● **What you need to do**
Give every entry again, word for word.

● **Record excerpts**
#####

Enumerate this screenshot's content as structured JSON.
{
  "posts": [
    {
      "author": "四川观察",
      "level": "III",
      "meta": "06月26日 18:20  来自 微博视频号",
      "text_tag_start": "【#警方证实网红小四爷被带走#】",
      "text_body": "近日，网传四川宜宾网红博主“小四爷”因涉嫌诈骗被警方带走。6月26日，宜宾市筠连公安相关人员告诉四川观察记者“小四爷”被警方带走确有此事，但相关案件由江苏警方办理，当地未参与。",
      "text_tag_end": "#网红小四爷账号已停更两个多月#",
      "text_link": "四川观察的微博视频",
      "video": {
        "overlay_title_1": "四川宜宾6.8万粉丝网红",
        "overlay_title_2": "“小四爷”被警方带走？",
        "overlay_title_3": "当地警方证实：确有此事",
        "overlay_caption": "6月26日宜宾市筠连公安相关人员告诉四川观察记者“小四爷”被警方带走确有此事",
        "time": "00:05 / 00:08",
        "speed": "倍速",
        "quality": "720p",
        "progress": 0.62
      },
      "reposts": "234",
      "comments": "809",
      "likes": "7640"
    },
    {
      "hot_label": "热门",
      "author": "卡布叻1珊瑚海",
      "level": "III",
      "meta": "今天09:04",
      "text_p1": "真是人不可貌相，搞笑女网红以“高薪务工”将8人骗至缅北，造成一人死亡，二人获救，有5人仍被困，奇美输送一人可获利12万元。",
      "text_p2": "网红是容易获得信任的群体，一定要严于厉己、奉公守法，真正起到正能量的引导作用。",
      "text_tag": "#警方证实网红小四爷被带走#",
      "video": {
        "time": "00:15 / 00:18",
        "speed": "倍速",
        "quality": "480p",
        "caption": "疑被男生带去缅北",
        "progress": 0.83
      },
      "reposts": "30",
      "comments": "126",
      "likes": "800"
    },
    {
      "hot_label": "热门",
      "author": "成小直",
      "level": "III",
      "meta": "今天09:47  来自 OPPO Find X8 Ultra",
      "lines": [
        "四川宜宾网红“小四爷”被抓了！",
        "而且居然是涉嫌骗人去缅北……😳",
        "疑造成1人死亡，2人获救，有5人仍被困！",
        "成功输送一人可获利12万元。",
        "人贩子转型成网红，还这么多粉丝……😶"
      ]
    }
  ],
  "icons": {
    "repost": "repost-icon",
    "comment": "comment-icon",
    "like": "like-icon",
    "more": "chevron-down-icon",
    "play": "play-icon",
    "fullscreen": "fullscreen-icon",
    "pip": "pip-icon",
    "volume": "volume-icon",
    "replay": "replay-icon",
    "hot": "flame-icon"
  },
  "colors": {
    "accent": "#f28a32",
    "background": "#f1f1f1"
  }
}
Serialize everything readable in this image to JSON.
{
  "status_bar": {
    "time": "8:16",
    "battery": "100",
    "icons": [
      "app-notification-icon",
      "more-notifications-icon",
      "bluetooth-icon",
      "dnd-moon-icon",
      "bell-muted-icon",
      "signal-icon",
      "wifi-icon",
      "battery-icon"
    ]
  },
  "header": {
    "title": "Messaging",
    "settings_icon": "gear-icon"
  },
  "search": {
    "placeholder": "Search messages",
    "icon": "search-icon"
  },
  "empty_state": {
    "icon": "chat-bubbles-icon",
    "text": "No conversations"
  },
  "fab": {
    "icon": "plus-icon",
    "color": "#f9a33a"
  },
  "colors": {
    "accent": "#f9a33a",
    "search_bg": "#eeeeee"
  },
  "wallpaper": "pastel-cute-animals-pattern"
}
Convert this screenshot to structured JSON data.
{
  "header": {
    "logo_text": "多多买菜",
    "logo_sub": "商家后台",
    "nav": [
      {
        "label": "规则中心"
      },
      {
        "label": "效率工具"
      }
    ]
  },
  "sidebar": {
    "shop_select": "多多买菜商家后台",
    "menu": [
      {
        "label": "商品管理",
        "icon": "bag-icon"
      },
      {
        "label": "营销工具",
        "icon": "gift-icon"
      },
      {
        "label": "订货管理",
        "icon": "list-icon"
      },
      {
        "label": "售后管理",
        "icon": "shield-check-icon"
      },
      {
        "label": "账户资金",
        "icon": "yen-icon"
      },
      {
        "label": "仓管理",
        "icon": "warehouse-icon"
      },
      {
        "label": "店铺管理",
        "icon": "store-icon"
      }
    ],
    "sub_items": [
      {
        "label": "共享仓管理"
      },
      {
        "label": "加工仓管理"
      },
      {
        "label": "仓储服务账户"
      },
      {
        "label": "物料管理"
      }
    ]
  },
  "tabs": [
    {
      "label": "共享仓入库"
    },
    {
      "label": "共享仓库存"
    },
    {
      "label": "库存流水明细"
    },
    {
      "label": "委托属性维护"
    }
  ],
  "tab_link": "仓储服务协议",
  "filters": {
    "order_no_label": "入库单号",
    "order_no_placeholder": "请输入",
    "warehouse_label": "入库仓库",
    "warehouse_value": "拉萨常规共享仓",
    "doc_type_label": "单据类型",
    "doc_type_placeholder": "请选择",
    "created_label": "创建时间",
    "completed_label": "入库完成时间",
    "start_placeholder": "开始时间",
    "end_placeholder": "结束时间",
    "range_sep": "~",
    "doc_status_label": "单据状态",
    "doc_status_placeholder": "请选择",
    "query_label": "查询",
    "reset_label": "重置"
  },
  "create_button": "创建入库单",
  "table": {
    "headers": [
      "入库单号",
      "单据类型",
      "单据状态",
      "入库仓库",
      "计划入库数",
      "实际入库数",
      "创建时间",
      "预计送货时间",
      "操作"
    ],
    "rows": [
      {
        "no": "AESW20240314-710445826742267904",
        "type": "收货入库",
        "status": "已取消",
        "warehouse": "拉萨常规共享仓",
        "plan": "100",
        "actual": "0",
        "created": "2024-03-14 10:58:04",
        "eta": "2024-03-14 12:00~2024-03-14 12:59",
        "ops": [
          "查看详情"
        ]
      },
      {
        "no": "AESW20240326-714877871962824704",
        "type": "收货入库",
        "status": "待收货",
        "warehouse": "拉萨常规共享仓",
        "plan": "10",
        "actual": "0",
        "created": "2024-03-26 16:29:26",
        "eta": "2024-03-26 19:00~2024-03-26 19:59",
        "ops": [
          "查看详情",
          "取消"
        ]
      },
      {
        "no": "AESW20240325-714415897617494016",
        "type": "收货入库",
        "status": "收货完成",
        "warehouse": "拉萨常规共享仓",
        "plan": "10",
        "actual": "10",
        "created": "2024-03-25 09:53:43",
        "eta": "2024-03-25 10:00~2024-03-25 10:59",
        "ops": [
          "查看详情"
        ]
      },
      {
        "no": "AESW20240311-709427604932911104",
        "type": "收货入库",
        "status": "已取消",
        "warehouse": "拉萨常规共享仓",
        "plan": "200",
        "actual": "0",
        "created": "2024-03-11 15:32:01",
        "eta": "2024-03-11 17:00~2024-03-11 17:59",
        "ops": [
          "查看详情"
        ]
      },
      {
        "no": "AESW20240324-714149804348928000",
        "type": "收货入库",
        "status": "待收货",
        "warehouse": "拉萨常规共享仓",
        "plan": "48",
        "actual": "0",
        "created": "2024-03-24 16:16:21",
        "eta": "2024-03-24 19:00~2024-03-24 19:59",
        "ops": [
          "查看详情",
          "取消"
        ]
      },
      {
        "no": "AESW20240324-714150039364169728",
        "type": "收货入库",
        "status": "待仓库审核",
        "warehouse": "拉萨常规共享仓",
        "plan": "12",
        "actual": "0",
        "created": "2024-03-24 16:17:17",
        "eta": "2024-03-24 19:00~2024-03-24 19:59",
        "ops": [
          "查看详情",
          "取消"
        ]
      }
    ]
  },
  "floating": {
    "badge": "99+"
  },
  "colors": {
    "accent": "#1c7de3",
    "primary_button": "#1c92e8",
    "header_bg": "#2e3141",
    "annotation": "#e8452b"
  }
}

#####

● **Result below**
Enumerate this screenshot's content as structured JSON.
{
  "posts": [
    {
      "author": "四川观察",
      "level": "III",
      "meta": "06月26日 18:20  来自 微博视频号",
      "text_tag_start": "【#警方证实网红小四爷被带走#】",
      "text_body": "近日，网传四川宜宾网红博主“小四爷”因涉嫌诈骗被警方带走。6月26日，宜宾市筠连公安相关人员告诉四川观察记者“小四爷”被警方带走确有此事，但相关案件由江苏警方办理，当地未参与。",
      "text_tag_end": "#网红小四爷账号已停更两个多月#",
      "text_link": "四川观察的微博视频",
      "video": {
        "overlay_title_1": "四川宜宾6.8万粉丝网红",
        "overlay_title_2": "“小四爷”被警方带走？",
        "overlay_title_3": "当地警方证实：确有此事",
        "overlay_caption": "6月26日宜宾市筠连公安相关人员告诉四川观察记者“小四爷”被警方带走确有此事",
        "time": "00:05 / 00:08",
        "speed": "倍速",
        "quality": "720p",
        "progress": 0.62
      },
      "reposts": "234",
      "comments": "809",
      "likes": "7640"
    },
    {
      "hot_label": "热门",
      "author": "卡布叻1珊瑚海",
      "level": "III",
      "meta": "今天09:04",
      "text_p1": "真是人不可貌相，搞笑女网红以“高薪务工”将8人骗至缅北，造成一人死亡，二人获救，有5人仍被困，奇美输送一人可获利12万元。",
      "text_p2": "网红是容易获得信任的群体，一定要严于厉己、奉公守法，真正起到正能量的引导作用。",
      "text_tag": "#警方证实网红小四爷被带走#",
      "video": {
        "time": "00:15 / 00:18",
        "speed": "倍速",
        "quality": "480p",
        "caption": "疑被男生带去缅北",
        "progress": 0.83
      },
      "reposts": "30",
      "comments": "126",
      "likes": "800"
    },
    {
      "hot_label": "热门",
      "author": "成小直",
      "level": "III",
      "meta": "今天09:47  来自 OPPO Find X8 Ultra",
      "lines": [
        "四川宜宾网红“小四爷”被抓了！",
        "而且居然是涉嫌骗人去缅北……😳",
        "疑造成1人死亡，2人获救，有5人仍被困！",
        "成功输送一人可获利12万元。",
        "人贩子转型成网红，还这么多粉丝……😶"
      ]
    }
  ],
  "icons": {
    "repost": "repost-icon",
    "comment": "comment-icon",
    "like": "like-icon",
    "more": "chevron-down-icon",
    "play": "play-icon",
    "fullscreen": "fullscreen-icon",
    "pip": "pip-icon",
    "volume": "volume-icon",
    "replay": "replay-icon",
    "hot": "flame-icon"
  },
  "colors": {
    "accent": "#f28a32",
    "background": "#f1f1f1"
  }
}
Serialize everything readable in this image to JSON.
{
  "status_bar": {
    "time": "8:16",
    "battery": "100",
    "icons": [
      "app-notification-icon",
      "more-notifications-icon",
      "bluetooth-icon",
      "dnd-moon-icon",
      "bell-muted-icon",
      "signal-icon",
      "wifi-icon",
      "battery-icon"
    ]
  },
  "header": {
    "title": "Messaging",
    "settings_icon": "gear-icon"
  },
  "search": {
    "placeholder": "Search messages",
    "icon": "search-icon"
  },
  "empty_state": {
    "icon": "chat-bubbles-icon",
    "text": "No conversations"
  },
  "fab": {
    "icon": "plus-icon",
    "color": "#f9a33a"
  },
  "colors": {
    "accent": "#f9a33a",
    "search_bg": "#eeeeee"
  },
  "wallpaper": "pastel-cute-animals-pattern"
}
Convert this screenshot to structured JSON data.
{
  "header": {
    "logo_text": "多多买菜",
    "logo_sub": "商家后台",
    "nav": [
      {
        "label": "规则中心"
      },
      {
        "label": "效率工具"
      }
    ]
  },
  "sidebar": {
    "shop_select": "多多买菜商家后台",
    "menu": [
      {
        "label": "商品管理",
        "icon": "bag-icon"
      },
      {
        "label": "营销工具",
        "icon": "gift-icon"
      },
      {
        "label": "订货管理",
        "icon": "list-icon"
      },
      {
        "label": "售后管理",
        "icon": "shield-check-icon"
      },
      {
        "label": "账户资金",
        "icon": "yen-icon"
      },
      {
        "label": "仓管理",
        "icon": "warehouse-icon"
      },
      {
        "label": "店铺管理",
        "icon": "store-icon"
      }
    ],
    "sub_items": [
      {
        "label": "共享仓管理"
      },
      {
        "label": "加工仓管理"
      },
      {
        "label": "仓储服务账户"
      },
      {
        "label": "物料管理"
      }
    ]
  },
  "tabs": [
    {
      "label": "共享仓入库"
    },
    {
      "label": "共享仓库存"
    },
    {
      "label": "库存流水明细"
    },
    {
      "label": "委托属性维护"
    }
  ],
  "tab_link": "仓储服务协议",
  "filters": {
    "order_no_label": "入库单号",
    "order_no_placeholder": "请输入",
    "warehouse_label": "入库仓库",
    "warehouse_value": "拉萨常规共享仓",
    "doc_type_label": "单据类型",
    "doc_type_placeholder": "请选择",
    "created_label": "创建时间",
    "completed_label": "入库完成时间",
    "start_placeholder": "开始时间",
    "end_placeholder": "结束时间",
    "range_sep": "~",
    "doc_status_label": "单据状态",
    "doc_status_placeholder": "请选择",
    "query_label": "查询",
    "reset_label": "重置"
  },
  "create_button": "创建入库单",
  "table": {
    "headers": [
      "入库单号",
      "单据类型",
      "单据状态",
      "入库仓库",
      "计划入库数",
      "实际入库数",
      "创建时间",
      "预计送货时间",
      "操作"
    ],
    "rows": [
      {
        "no": "AESW20240314-710445826742267904",
        "type": "收货入库",
        "status": "已取消",
        "warehouse": "拉萨常规共享仓",
        "plan": "100",
        "actual": "0",
        "created": "2024-03-14 10:58:04",
        "eta": "2024-03-14 12:00~2024-03-14 12:59",
        "ops": [
          "查看详情"
        ]
      },
      {
        "no": "AESW20240326-714877871962824704",
        "type": "收货入库",
        "status": "待收货",
        "warehouse": "拉萨常规共享仓",
        "plan": "10",
        "actual": "0",
        "created": "2024-03-26 16:29:26",
        "eta": "2024-03-26 19:00~2024-03-26 19:59",
        "ops": [
          "查看详情",
          "取消"
        ]
      },
      {
        "no": "AESW20240325-714415897617494016",
        "type": "收货入库",
        "status": "收货完成",
        "warehouse": "拉萨常规共享仓",
        "plan": "10",
        "actual": "10",
        "created": "2024-03-25 09:53:43",
        "eta": "2024-03-25 10:00~2024-03-25 10:59",
        "ops": [
          "查看详情"
        ]
      },
      {
        "no": "AESW20240311-709427604932911104",
        "type": "收货入库",
        "status": "已取消",
        "warehouse": "拉萨常规共享仓",
        "plan": "200",
        "actual": "0",
        "created": "2024-03-11 15:32:01",
        "eta": "2024-03-11 17:00~2024-03-11 17:59",
        "ops": [
          "查看详情"
        ]
      },
      {
        "no": "AESW20240324-714149804348928000",
        "type": "收货入库",
        "status": "待收货",
        "warehouse": "拉萨常规共享仓",
        "plan": "48",
        "actual": "0",
        "created": "2024-03-24 16:16:21",
        "eta": "2024-03-24 19:00~2024-03-24 19:59",
        "ops": [
          "查看详情",
          "取消"
        ]
      },
      {
        "no": "AESW20240324-714150039364169728",
        "type": "收货入库",
        "status": "待仓库审核",
        "warehouse": "拉萨常规共享仓",
        "plan": "12",
        "actual": "0",
        "created": "2024-03-24 16:17:17",
        "eta": "2024-03-24 19:00~2024-03-24 19:59",
        "ops": [
          "查看详情",
          "取消"
        ]
      }
    ]
  },
  "floating": {
    "badge": "99+"
  },
  "colors": {
    "accent": "#1c7de3",
    "primary_button": "#1c92e8",
    "header_bg": "#2e3141",
    "annotation": "#e8452b"
  }
}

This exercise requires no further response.